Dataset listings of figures
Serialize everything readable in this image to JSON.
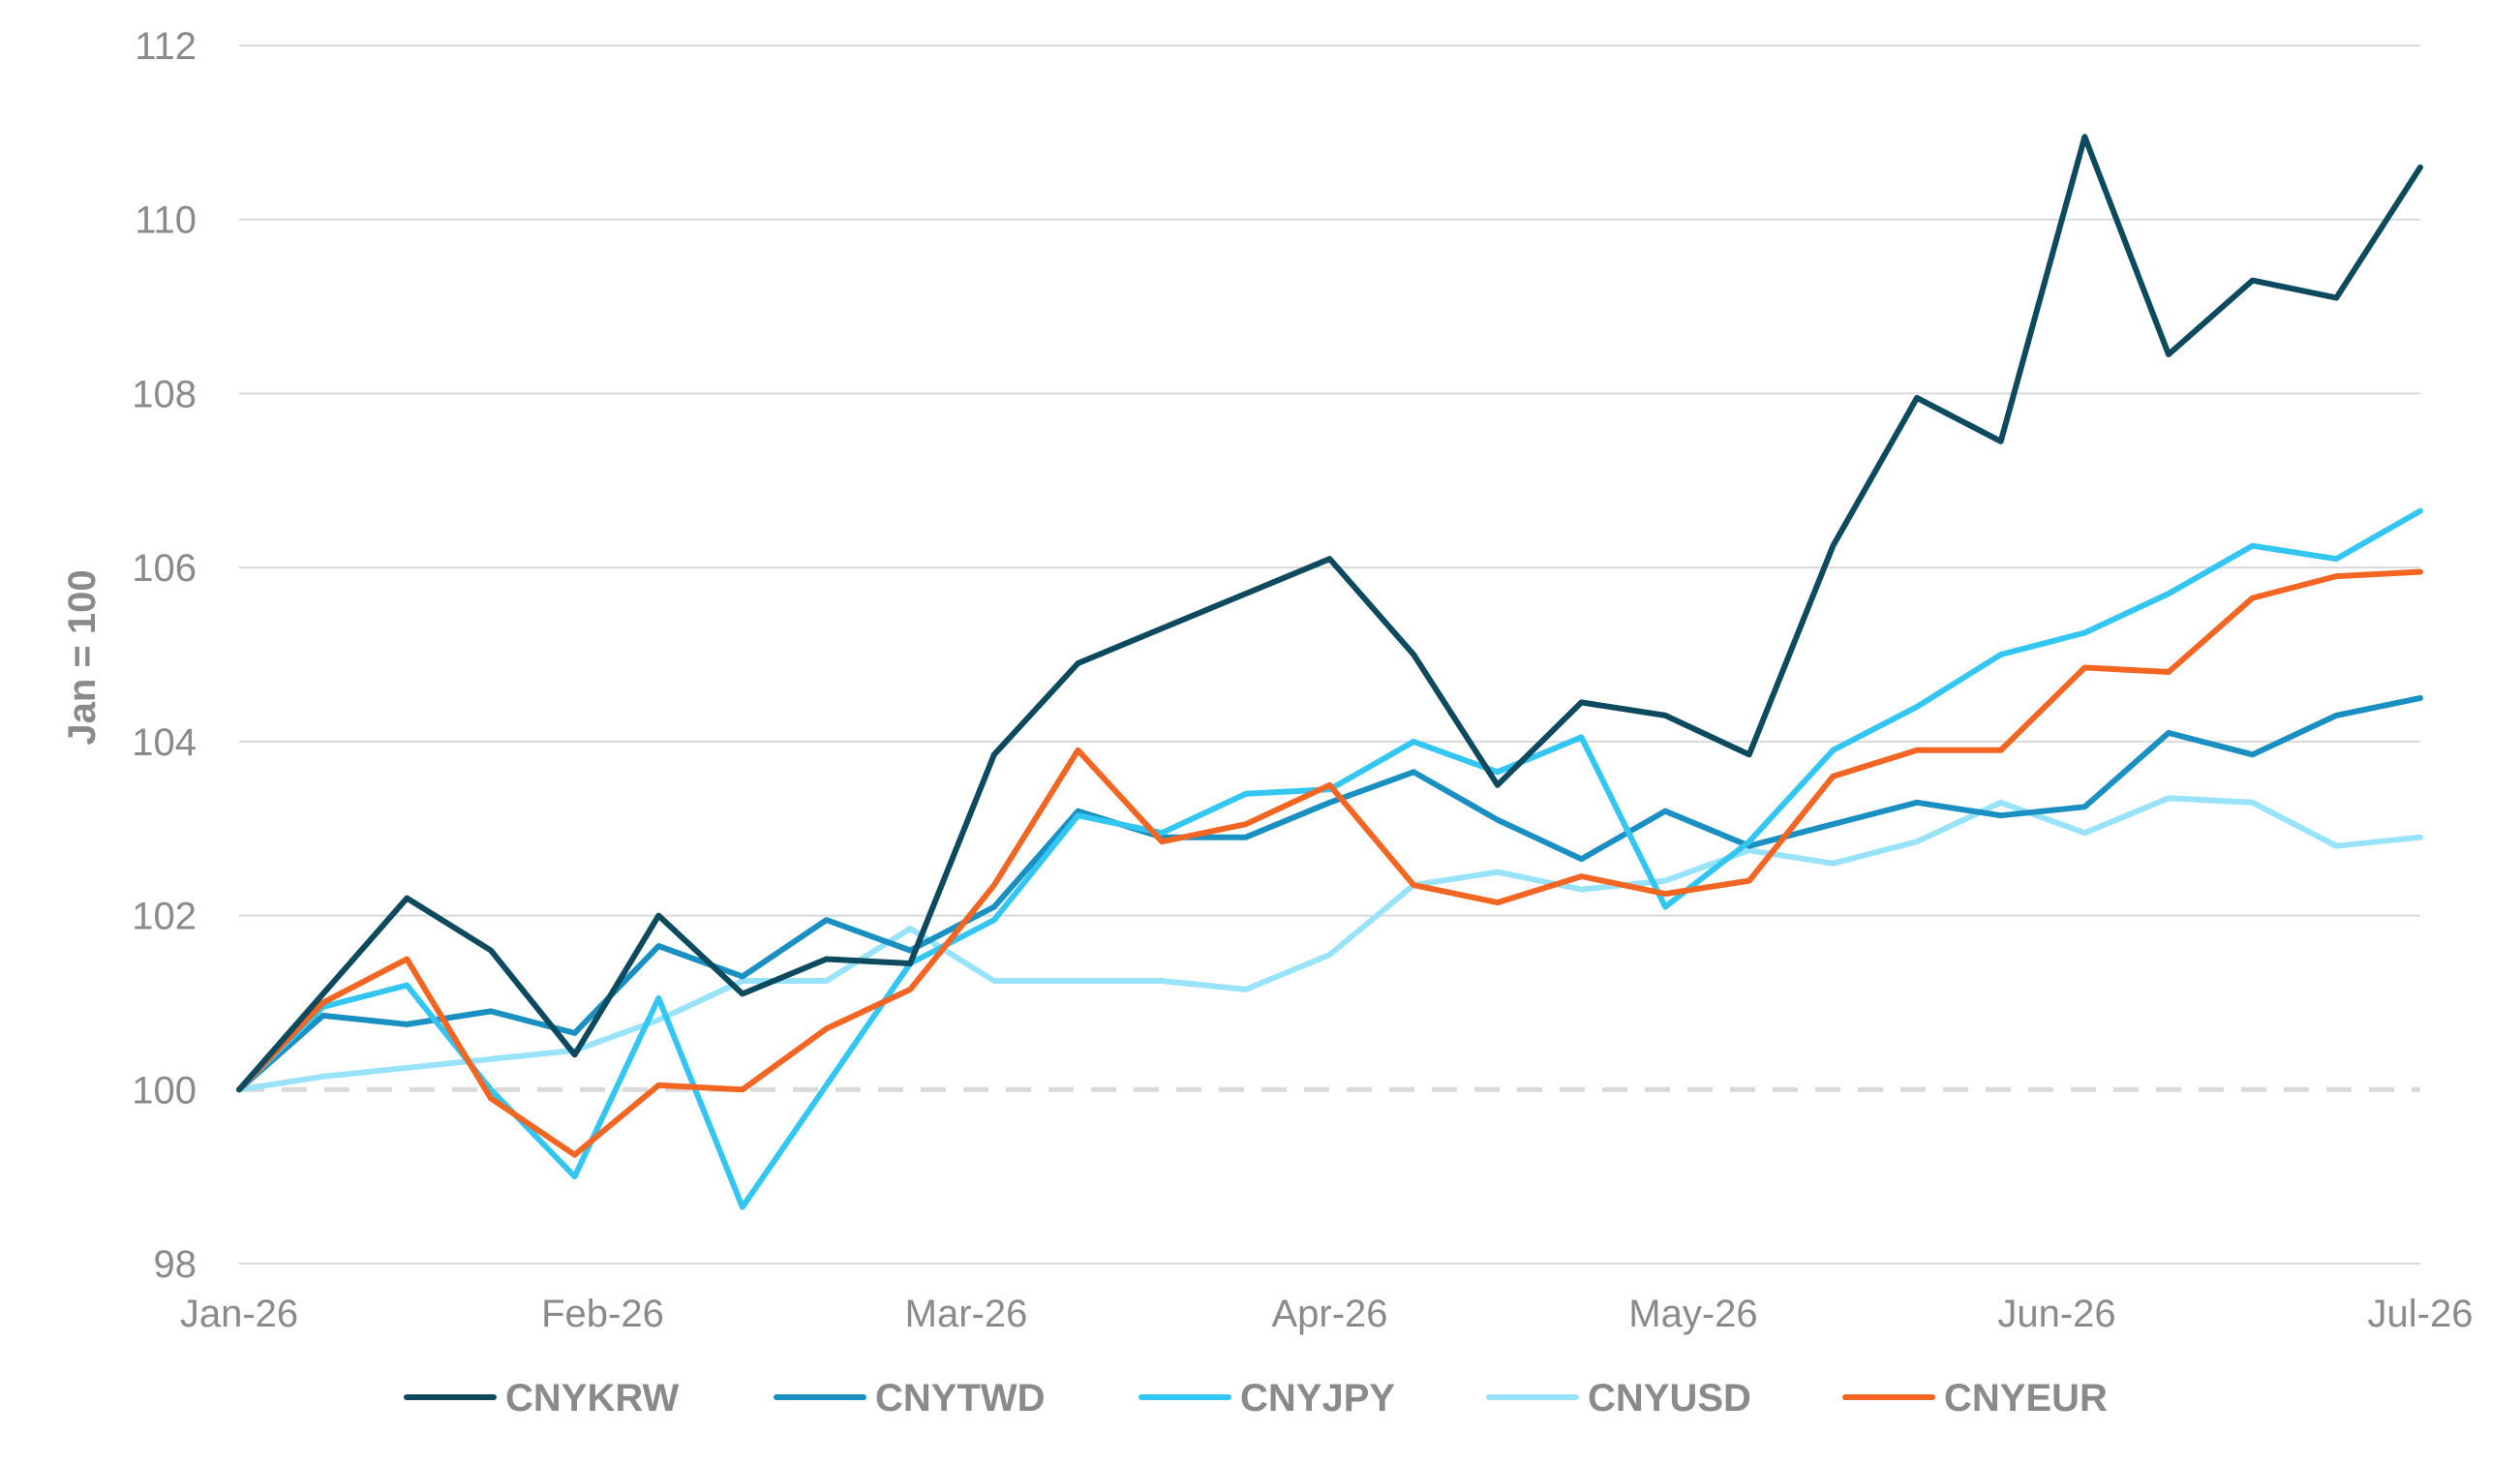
{
  "chart_data": {
    "type": "line",
    "ylabel": "Jan = 100",
    "xlabel": "",
    "ylim": [
      98,
      112
    ],
    "yticks": [
      98,
      100,
      102,
      104,
      106,
      108,
      110,
      112
    ],
    "xtick_labels": [
      "Jan-26",
      "Feb-26",
      "Mar-26",
      "Apr-26",
      "May-26",
      "Jun-26",
      "Jul-26"
    ],
    "grid": true,
    "baseline": 100,
    "legend_position": "bottom",
    "series": [
      {
        "name": "CNYKRW",
        "color": "#0d4a5e",
        "values": [
          100.0,
          101.1,
          102.2,
          101.6,
          100.4,
          102.0,
          101.1,
          101.5,
          101.45,
          103.85,
          104.9,
          105.3,
          105.7,
          106.1,
          105.0,
          103.5,
          104.45,
          104.3,
          103.85,
          106.25,
          107.95,
          107.45,
          110.95,
          108.45,
          109.3,
          109.1,
          110.6
        ]
      },
      {
        "name": "CNYTWD",
        "color": "#1a8fc1",
        "values": [
          100.0,
          100.85,
          100.75,
          100.9,
          100.65,
          101.65,
          101.3,
          101.95,
          101.6,
          102.1,
          103.2,
          102.9,
          102.9,
          103.3,
          103.65,
          103.1,
          102.65,
          103.2,
          102.8,
          103.05,
          103.3,
          103.15,
          103.25,
          104.1,
          103.85,
          104.3,
          104.5
        ]
      },
      {
        "name": "CNYJPY",
        "color": "#33c6f2",
        "values": [
          100.0,
          100.95,
          101.2,
          100.0,
          99.0,
          101.05,
          98.65,
          100.05,
          101.45,
          101.95,
          103.15,
          102.95,
          103.4,
          103.45,
          104.0,
          103.65,
          104.05,
          102.1,
          102.85,
          103.9,
          104.4,
          105.0,
          105.25,
          105.7,
          106.25,
          106.1,
          106.65
        ]
      },
      {
        "name": "CNYUSD",
        "color": "#99e3fa",
        "values": [
          100.0,
          100.15,
          100.25,
          100.35,
          100.45,
          100.8,
          101.25,
          101.25,
          101.85,
          101.25,
          101.25,
          101.25,
          101.15,
          101.55,
          102.35,
          102.5,
          102.3,
          102.4,
          102.75,
          102.6,
          102.85,
          103.3,
          102.95,
          103.35,
          103.3,
          102.8,
          102.9
        ]
      },
      {
        "name": "CNYEUR",
        "color": "#f26522",
        "values": [
          100.0,
          101.0,
          101.5,
          99.9,
          99.25,
          100.05,
          100.0,
          100.7,
          101.15,
          102.35,
          103.9,
          102.85,
          103.05,
          103.5,
          102.35,
          102.15,
          102.45,
          102.25,
          102.4,
          103.6,
          103.9,
          103.9,
          104.85,
          104.8,
          105.65,
          105.9,
          105.95
        ]
      }
    ]
  }
}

### Aim
Restate the data above word for word. Skip every picture.

### Worked answer
Serialize everything readable in this image to JSON.
{
  "chart_data": {
    "type": "line",
    "ylabel": "Jan = 100",
    "xlabel": "",
    "ylim": [
      98,
      112
    ],
    "yticks": [
      98,
      100,
      102,
      104,
      106,
      108,
      110,
      112
    ],
    "xtick_labels": [
      "Jan-26",
      "Feb-26",
      "Mar-26",
      "Apr-26",
      "May-26",
      "Jun-26",
      "Jul-26"
    ],
    "grid": true,
    "baseline": 100,
    "legend_position": "bottom",
    "series": [
      {
        "name": "CNYKRW",
        "color": "#0d4a5e",
        "values": [
          100.0,
          101.1,
          102.2,
          101.6,
          100.4,
          102.0,
          101.1,
          101.5,
          101.45,
          103.85,
          104.9,
          105.3,
          105.7,
          106.1,
          105.0,
          103.5,
          104.45,
          104.3,
          103.85,
          106.25,
          107.95,
          107.45,
          110.95,
          108.45,
          109.3,
          109.1,
          110.6
        ]
      },
      {
        "name": "CNYTWD",
        "color": "#1a8fc1",
        "values": [
          100.0,
          100.85,
          100.75,
          100.9,
          100.65,
          101.65,
          101.3,
          101.95,
          101.6,
          102.1,
          103.2,
          102.9,
          102.9,
          103.3,
          103.65,
          103.1,
          102.65,
          103.2,
          102.8,
          103.05,
          103.3,
          103.15,
          103.25,
          104.1,
          103.85,
          104.3,
          104.5
        ]
      },
      {
        "name": "CNYJPY",
        "color": "#33c6f2",
        "values": [
          100.0,
          100.95,
          101.2,
          100.0,
          99.0,
          101.05,
          98.65,
          100.05,
          101.45,
          101.95,
          103.15,
          102.95,
          103.4,
          103.45,
          104.0,
          103.65,
          104.05,
          102.1,
          102.85,
          103.9,
          104.4,
          105.0,
          105.25,
          105.7,
          106.25,
          106.1,
          106.65
        ]
      },
      {
        "name": "CNYUSD",
        "color": "#99e3fa",
        "values": [
          100.0,
          100.15,
          100.25,
          100.35,
          100.45,
          100.8,
          101.25,
          101.25,
          101.85,
          101.25,
          101.25,
          101.25,
          101.15,
          101.55,
          102.35,
          102.5,
          102.3,
          102.4,
          102.75,
          102.6,
          102.85,
          103.3,
          102.95,
          103.35,
          103.3,
          102.8,
          102.9
        ]
      },
      {
        "name": "CNYEUR",
        "color": "#f26522",
        "values": [
          100.0,
          101.0,
          101.5,
          99.9,
          99.25,
          100.05,
          100.0,
          100.7,
          101.15,
          102.35,
          103.9,
          102.85,
          103.05,
          103.5,
          102.35,
          102.15,
          102.45,
          102.25,
          102.4,
          103.6,
          103.9,
          103.9,
          104.85,
          104.8,
          105.65,
          105.9,
          105.95
        ]
      }
    ]
  }
}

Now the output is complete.